§ What you need to do
Render every entry exactly as it appears.

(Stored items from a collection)
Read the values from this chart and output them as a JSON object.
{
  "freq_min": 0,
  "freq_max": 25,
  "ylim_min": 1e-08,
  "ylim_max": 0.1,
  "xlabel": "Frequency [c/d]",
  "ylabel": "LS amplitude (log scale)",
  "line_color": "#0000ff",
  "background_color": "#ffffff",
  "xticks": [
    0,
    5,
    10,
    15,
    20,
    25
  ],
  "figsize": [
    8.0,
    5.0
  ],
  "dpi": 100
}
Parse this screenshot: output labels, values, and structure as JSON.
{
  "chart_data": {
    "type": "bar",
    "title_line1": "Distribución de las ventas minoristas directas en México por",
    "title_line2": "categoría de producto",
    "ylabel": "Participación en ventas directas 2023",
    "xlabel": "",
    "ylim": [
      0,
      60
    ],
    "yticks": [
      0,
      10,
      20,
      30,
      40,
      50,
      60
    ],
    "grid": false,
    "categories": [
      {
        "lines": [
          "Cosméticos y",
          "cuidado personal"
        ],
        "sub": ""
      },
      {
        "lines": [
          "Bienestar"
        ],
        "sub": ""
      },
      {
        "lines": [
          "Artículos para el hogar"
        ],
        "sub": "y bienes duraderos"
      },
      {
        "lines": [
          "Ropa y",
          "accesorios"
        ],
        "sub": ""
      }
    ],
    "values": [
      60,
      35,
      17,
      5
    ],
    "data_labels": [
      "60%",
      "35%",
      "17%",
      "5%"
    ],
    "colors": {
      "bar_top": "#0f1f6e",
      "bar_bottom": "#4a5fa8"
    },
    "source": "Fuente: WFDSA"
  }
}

§ Full answer
Read the values from this chart and output them as a JSON object.
{
  "freq_min": 0,
  "freq_max": 25,
  "ylim_min": 1e-08,
  "ylim_max": 0.1,
  "xlabel": "Frequency [c/d]",
  "ylabel": "LS amplitude (log scale)",
  "line_color": "#0000ff",
  "background_color": "#ffffff",
  "xticks": [
    0,
    5,
    10,
    15,
    20,
    25
  ],
  "figsize": [
    8.0,
    5.0
  ],
  "dpi": 100
}
Parse this screenshot: output labels, values, and structure as JSON.
{
  "chart_data": {
    "type": "bar",
    "title_line1": "Distribución de las ventas minoristas directas en México por",
    "title_line2": "categoría de producto",
    "ylabel": "Participación en ventas directas 2023",
    "xlabel": "",
    "ylim": [
      0,
      60
    ],
    "yticks": [
      0,
      10,
      20,
      30,
      40,
      50,
      60
    ],
    "grid": false,
    "categories": [
      {
        "lines": [
          "Cosméticos y",
          "cuidado personal"
        ],
        "sub": ""
      },
      {
        "lines": [
          "Bienestar"
        ],
        "sub": ""
      },
      {
        "lines": [
          "Artículos para el hogar"
        ],
        "sub": "y bienes duraderos"
      },
      {
        "lines": [
          "Ropa y",
          "accesorios"
        ],
        "sub": ""
      }
    ],
    "values": [
      60,
      35,
      17,
      5
    ],
    "data_labels": [
      "60%",
      "35%",
      "17%",
      "5%"
    ],
    "colors": {
      "bar_top": "#0f1f6e",
      "bar_bottom": "#4a5fa8"
    },
    "source": "Fuente: WFDSA"
  }
}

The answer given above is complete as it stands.